TEXT BLOCK -
======
Soil Association publishes review of soil research ahead of glyphosate vote

The Soil Association has published a review of the scientific research on the impact of glyphosate on soil and soil life.

The body argues that evidence suggests the agricultural chemical may not be safe for soil life. The Soil Association is calling on the EU to ban the use of glyphosate on crops immediately before harvest and to ban all use in public spaces and gardens.

Industry bodies argue glyphosate is safe with the NFU, Crop Protection Association, British Crop Production Council and others including Monsanto citing research of the chemical's proven track record.

The next EU vote is on 23 June.

Emma Hockridge, head of policy at the Soil Association said; "There is another very important vote taking place on Thursday. Given how long glyphosate has been in use, its extraordinary how little is known about its environmental impact. This ignorance – and indications of potential new problems – adds weight to the demands for a ban on glyphosate based on the threat it poses to human health.  Our soils are vulnerable and threatened – any potential threat to soil health needs to be taken very seriously.
======
TASKS FOR THIS EXERCISE -
1. In the glyphosate article, when is the next EU vote?
2. Using the glyphosate article, explain why Emma Hockridge says the demands for a ban on glyphosate gain weight.

SUPPLIED MATERIAL -
======
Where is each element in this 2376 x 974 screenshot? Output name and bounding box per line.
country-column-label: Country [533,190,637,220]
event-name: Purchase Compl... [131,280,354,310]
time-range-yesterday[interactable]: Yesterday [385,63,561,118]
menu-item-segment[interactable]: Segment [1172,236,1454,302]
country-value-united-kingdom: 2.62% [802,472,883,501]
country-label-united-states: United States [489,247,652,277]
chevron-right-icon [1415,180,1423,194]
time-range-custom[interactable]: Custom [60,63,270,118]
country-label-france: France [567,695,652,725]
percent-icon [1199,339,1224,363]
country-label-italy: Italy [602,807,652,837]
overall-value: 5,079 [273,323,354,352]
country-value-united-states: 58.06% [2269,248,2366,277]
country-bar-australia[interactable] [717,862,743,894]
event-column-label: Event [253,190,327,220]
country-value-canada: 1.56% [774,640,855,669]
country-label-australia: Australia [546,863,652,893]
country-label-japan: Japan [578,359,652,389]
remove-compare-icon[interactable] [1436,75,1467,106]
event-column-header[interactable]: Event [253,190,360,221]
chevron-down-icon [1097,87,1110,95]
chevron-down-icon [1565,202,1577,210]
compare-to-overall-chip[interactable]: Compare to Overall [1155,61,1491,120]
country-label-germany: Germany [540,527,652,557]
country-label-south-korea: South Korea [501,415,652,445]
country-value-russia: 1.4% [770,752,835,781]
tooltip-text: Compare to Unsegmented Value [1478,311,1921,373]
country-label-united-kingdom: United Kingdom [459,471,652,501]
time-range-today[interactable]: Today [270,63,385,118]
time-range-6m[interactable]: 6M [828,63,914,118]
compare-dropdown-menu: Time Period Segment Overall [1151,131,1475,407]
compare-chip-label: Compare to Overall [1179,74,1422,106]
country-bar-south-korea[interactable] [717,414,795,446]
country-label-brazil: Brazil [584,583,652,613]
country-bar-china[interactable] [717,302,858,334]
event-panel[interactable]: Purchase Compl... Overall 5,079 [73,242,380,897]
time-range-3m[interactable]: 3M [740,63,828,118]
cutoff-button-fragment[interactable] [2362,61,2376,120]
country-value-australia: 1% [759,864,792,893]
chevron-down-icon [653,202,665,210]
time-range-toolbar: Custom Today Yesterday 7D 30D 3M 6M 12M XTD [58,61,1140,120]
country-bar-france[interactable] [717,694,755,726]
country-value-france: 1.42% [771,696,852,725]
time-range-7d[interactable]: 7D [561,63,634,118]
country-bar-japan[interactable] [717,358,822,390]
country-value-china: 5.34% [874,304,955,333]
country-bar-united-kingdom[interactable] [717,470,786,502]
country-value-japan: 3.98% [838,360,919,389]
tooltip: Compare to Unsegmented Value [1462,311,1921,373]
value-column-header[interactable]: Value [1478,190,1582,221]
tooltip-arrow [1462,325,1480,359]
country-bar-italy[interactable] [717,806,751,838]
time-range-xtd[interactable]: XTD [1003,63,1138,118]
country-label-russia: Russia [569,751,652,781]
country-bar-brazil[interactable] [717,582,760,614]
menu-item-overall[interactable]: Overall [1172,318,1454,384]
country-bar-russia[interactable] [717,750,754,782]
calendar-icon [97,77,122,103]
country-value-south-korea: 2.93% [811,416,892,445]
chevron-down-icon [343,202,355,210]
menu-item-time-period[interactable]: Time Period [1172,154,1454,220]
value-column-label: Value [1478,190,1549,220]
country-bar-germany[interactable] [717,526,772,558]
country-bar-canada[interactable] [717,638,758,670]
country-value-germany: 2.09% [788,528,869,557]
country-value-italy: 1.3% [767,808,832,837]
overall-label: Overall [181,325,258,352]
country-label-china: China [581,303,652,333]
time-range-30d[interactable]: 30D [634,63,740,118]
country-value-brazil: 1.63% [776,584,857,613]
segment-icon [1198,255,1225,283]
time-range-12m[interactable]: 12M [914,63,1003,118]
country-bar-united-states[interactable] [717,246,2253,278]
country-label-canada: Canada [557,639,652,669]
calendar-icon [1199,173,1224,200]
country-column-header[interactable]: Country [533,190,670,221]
======
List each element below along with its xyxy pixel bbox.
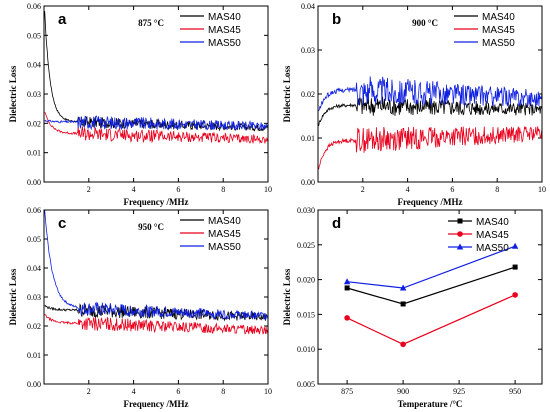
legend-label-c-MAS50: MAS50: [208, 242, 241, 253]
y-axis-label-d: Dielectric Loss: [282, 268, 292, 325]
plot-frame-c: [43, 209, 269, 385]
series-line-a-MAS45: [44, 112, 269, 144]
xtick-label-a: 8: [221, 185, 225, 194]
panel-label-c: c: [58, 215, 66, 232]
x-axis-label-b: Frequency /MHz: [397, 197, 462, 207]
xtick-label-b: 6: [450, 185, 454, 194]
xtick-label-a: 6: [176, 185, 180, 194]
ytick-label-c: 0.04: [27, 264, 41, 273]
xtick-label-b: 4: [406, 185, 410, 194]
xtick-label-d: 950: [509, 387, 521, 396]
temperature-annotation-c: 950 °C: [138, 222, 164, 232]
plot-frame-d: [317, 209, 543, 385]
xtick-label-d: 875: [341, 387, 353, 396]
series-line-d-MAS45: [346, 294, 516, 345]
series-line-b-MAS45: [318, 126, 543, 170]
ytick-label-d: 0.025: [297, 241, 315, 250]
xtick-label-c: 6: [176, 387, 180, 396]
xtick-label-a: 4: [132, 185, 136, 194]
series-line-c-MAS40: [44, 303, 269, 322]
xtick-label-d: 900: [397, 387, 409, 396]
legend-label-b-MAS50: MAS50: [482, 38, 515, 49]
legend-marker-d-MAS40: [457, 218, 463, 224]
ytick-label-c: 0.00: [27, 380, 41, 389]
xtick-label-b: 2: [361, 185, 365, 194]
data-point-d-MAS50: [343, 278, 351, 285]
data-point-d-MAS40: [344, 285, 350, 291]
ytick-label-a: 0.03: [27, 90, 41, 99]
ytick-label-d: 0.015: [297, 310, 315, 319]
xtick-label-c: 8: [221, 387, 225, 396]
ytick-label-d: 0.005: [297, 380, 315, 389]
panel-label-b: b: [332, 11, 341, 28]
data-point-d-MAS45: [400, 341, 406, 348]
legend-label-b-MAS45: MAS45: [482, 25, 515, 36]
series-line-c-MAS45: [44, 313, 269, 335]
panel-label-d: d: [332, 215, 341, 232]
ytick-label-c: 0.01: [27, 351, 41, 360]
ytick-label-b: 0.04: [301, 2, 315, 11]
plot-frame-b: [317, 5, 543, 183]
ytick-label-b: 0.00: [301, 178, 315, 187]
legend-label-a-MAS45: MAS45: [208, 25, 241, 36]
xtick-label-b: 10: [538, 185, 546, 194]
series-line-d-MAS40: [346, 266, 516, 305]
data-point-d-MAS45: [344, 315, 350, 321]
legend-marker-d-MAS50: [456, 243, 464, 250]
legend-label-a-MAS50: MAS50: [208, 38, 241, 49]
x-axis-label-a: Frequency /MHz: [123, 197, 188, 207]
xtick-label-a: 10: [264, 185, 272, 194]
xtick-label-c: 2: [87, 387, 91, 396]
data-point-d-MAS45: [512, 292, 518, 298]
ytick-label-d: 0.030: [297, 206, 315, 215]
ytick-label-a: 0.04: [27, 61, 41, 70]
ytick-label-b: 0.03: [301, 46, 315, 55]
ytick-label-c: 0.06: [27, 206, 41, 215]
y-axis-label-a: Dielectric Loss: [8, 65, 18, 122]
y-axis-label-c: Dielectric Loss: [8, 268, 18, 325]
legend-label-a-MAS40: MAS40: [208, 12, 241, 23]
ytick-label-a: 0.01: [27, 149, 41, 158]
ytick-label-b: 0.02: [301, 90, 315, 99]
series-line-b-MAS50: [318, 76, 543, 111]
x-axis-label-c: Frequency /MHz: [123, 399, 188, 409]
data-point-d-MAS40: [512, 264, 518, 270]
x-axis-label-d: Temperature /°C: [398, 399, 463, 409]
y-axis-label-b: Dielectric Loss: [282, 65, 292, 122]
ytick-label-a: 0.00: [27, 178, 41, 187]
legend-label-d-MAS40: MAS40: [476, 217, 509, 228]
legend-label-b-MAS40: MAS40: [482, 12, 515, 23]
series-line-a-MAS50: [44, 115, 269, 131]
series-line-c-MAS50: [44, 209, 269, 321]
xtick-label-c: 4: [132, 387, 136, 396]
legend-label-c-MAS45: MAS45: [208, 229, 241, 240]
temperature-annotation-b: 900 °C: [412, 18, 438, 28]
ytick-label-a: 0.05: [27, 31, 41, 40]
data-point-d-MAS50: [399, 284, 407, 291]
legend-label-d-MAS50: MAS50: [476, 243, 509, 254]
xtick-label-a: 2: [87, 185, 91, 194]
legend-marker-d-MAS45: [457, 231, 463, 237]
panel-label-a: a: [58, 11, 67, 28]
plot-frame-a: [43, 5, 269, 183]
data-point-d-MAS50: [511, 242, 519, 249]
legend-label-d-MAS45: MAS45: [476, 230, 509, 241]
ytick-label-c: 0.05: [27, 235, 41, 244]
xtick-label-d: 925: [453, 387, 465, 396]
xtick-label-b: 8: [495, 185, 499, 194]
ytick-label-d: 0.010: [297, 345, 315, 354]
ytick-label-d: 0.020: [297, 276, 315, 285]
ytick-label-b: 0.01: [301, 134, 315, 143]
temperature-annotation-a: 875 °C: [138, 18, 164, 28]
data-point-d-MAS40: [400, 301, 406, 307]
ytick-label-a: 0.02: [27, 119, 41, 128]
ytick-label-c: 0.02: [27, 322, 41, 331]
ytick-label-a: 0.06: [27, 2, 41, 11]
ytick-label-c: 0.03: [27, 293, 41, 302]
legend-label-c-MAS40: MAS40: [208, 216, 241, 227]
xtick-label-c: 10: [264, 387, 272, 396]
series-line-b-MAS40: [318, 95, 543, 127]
======
ANSWERS BY TASK -
1. 23 June.

2. She says that, given how long glyphosate has been in use, extraordinarily little is known about its environmental impact. This ignorance, along with indications of potential new problems, adds weight to the demands for a ban based on the threat it poses to human health.